BEGIN DATASET EXCERPTS

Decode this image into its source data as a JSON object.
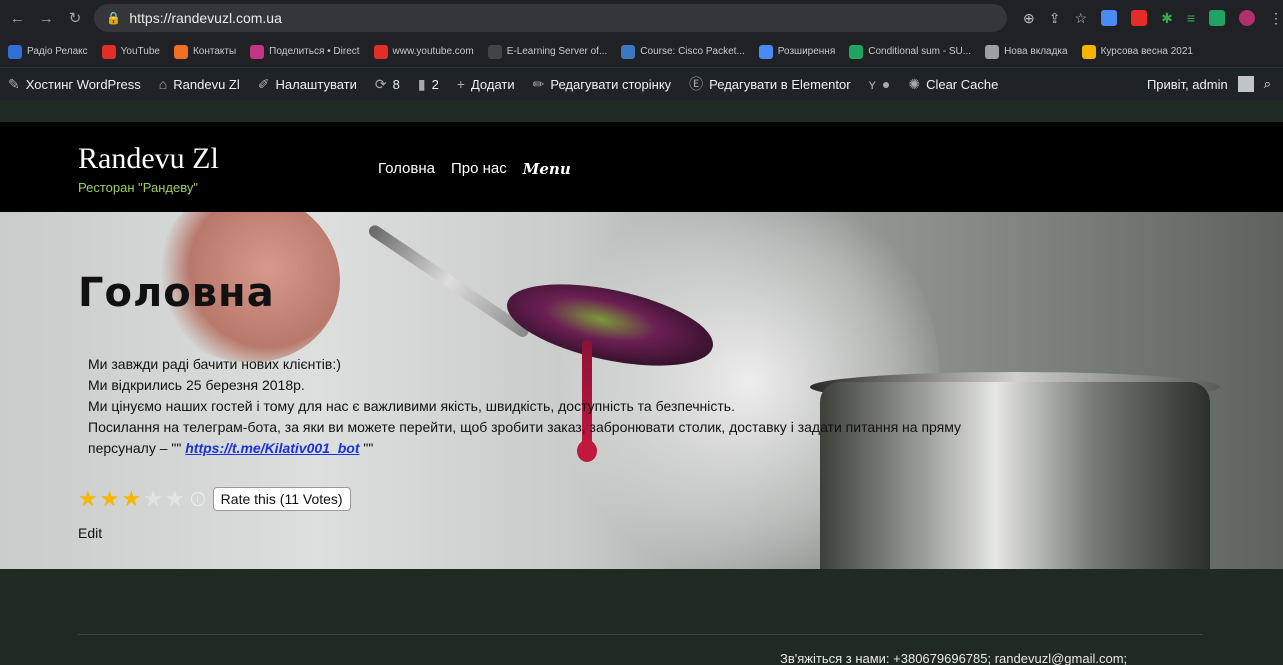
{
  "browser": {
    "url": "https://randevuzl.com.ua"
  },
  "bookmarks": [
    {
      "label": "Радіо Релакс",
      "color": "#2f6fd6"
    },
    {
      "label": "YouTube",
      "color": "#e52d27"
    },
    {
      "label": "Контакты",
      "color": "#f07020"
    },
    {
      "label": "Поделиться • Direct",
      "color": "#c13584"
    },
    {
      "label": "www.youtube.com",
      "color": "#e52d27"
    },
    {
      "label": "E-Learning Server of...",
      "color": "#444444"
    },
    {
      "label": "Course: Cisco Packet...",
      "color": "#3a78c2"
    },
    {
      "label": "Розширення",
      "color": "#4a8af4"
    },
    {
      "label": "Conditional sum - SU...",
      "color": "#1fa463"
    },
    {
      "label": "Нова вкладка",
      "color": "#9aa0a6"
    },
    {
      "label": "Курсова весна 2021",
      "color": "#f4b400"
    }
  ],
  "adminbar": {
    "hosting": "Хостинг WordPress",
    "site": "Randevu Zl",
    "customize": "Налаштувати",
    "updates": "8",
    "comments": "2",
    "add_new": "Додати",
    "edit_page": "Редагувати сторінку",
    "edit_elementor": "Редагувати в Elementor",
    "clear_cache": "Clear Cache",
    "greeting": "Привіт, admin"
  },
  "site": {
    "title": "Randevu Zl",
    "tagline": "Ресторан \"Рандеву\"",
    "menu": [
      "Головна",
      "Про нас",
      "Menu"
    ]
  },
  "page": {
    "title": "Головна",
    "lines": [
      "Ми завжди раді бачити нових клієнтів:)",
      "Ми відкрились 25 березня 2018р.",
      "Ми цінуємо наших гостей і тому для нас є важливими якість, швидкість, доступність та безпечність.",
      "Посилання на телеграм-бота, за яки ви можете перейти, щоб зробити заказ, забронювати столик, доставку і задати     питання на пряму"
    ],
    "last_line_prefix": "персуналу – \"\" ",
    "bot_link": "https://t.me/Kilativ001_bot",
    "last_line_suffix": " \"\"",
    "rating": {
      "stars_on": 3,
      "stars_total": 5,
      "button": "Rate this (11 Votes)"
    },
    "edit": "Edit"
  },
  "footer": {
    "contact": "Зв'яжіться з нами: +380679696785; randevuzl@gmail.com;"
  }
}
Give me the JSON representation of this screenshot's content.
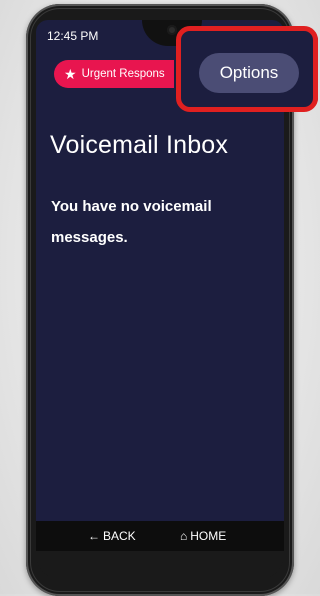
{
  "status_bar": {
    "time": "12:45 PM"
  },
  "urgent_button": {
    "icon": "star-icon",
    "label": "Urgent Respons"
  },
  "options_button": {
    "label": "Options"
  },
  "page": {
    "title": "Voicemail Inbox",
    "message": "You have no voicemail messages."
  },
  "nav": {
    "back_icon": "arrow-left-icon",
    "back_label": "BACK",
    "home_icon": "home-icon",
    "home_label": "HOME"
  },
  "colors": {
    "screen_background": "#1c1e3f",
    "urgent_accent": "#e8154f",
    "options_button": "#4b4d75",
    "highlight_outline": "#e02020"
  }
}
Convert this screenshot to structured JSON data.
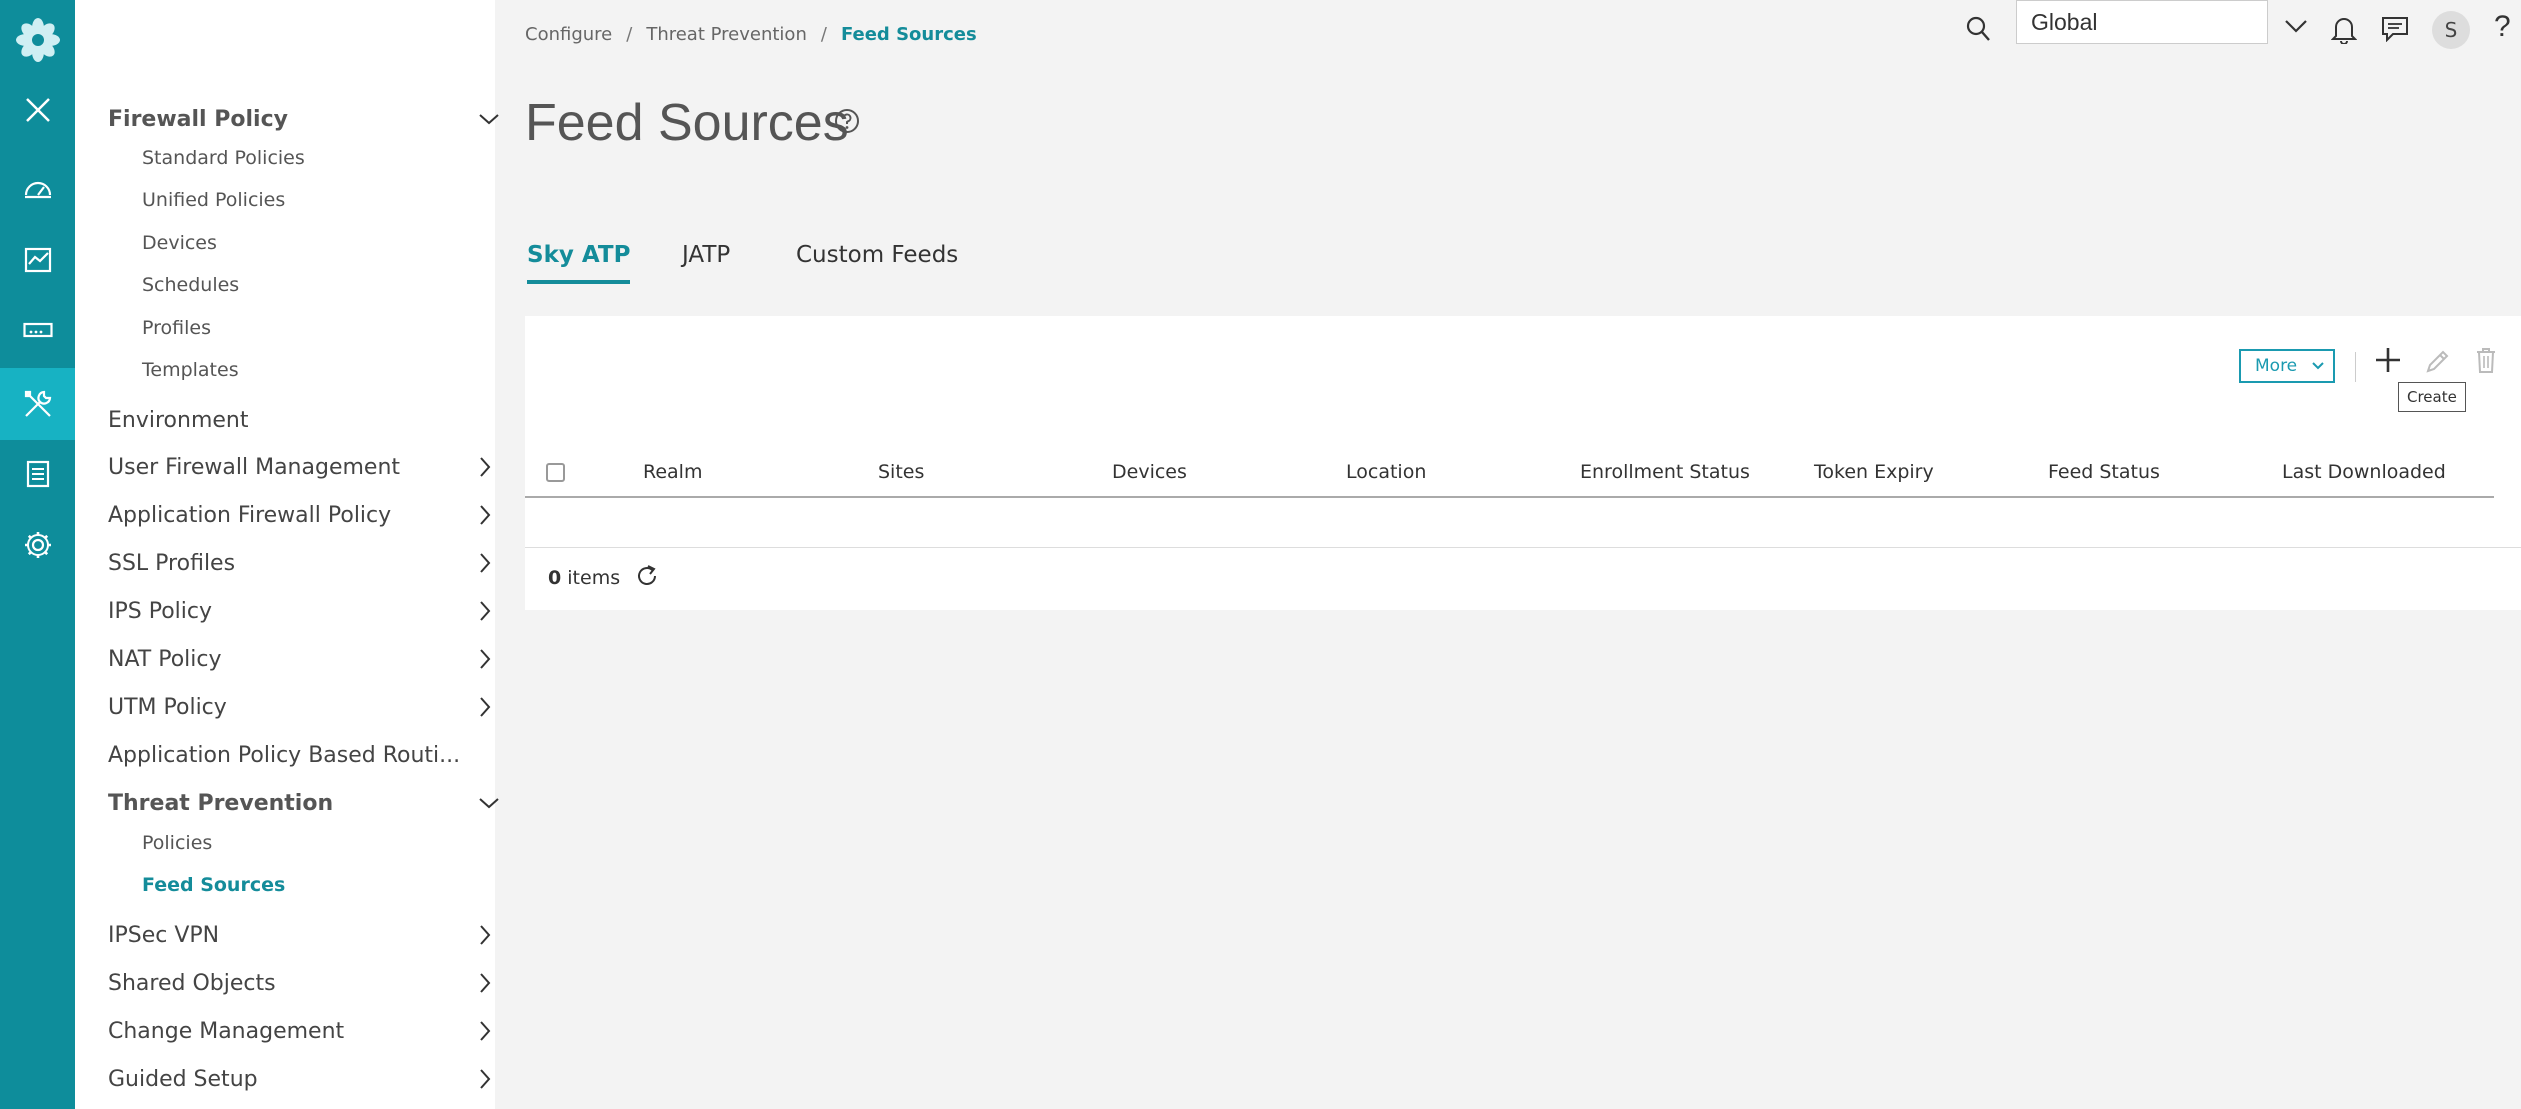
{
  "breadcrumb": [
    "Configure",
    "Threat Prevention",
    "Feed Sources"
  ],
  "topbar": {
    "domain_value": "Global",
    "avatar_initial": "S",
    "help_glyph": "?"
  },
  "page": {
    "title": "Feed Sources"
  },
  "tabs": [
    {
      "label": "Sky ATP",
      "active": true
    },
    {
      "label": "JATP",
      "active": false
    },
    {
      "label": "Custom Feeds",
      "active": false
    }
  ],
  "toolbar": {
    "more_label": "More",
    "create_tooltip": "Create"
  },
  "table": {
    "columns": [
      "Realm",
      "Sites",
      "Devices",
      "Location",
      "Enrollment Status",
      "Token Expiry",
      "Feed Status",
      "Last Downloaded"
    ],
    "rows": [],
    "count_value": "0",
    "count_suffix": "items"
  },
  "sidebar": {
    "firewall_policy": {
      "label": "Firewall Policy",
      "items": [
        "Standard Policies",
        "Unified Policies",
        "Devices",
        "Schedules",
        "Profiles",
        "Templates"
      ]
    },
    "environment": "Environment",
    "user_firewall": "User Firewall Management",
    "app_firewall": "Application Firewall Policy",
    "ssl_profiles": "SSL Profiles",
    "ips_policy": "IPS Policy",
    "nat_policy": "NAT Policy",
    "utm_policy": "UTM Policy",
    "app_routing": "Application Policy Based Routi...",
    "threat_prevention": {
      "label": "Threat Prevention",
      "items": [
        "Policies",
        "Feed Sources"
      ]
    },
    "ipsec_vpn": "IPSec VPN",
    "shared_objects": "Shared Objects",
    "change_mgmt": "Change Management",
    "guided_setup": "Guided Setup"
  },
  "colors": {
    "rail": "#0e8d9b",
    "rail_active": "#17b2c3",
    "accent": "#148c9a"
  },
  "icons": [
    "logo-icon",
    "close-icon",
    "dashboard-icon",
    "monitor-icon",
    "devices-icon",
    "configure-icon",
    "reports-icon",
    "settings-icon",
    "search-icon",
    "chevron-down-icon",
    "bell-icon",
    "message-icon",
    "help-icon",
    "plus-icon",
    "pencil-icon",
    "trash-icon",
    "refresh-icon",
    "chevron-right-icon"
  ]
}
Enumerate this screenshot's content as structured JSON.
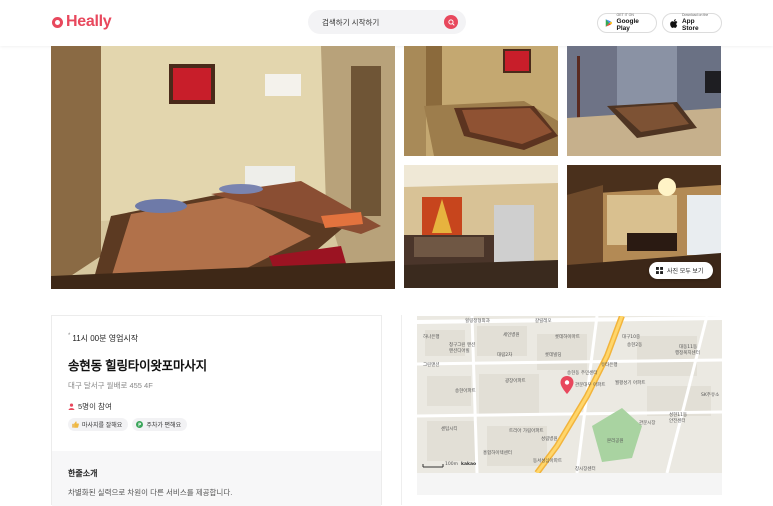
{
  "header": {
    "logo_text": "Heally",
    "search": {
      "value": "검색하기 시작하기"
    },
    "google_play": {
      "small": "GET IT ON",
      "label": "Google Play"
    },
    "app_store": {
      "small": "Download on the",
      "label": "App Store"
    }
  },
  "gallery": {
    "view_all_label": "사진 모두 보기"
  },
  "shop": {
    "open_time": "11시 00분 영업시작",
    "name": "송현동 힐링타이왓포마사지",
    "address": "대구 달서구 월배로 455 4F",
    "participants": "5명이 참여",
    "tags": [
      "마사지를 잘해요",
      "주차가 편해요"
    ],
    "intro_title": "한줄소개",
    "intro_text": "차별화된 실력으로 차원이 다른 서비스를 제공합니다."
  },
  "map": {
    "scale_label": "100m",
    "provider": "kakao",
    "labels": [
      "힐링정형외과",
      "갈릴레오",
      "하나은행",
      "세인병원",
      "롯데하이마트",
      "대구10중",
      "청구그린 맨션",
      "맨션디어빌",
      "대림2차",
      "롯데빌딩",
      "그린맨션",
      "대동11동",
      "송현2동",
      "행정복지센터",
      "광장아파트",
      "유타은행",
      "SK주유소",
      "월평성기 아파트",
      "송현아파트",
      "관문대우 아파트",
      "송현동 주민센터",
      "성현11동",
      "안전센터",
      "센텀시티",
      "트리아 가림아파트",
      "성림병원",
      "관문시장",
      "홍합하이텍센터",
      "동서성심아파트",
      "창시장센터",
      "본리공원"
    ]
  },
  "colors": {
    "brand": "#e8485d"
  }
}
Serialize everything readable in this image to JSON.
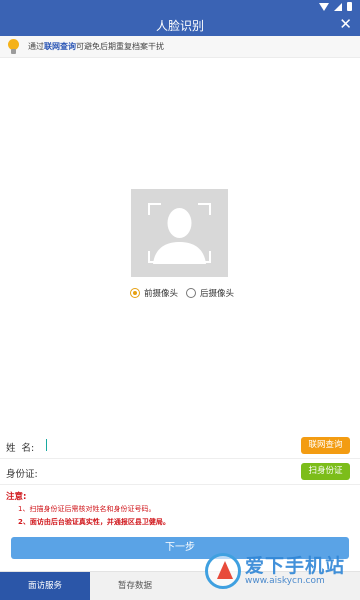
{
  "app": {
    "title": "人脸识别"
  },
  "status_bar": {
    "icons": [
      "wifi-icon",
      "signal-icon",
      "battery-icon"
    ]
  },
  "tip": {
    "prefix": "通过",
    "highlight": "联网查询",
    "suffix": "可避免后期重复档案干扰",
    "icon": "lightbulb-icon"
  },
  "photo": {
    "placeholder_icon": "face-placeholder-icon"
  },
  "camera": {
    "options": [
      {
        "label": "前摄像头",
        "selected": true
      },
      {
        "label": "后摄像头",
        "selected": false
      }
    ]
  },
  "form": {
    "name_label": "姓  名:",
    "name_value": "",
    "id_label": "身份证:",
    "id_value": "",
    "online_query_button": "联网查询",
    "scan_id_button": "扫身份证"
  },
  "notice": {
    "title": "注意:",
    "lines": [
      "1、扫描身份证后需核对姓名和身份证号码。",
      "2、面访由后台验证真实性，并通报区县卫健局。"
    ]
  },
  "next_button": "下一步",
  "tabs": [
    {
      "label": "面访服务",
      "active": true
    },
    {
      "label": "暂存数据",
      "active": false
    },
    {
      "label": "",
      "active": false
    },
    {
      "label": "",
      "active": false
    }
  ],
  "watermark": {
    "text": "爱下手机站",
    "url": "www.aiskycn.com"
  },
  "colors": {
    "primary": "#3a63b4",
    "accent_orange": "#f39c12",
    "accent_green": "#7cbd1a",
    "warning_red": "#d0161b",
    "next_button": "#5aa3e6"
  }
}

END DATASET EXCERPTS

WRITTEN REQUEST:
Working from the entries above, return all lines that contain "Редагувати".

COMPLETE OUTPUT:
    "edit_page": "Редагувати сторінку",
    "edit_elementor": "Редагувати в Elementor",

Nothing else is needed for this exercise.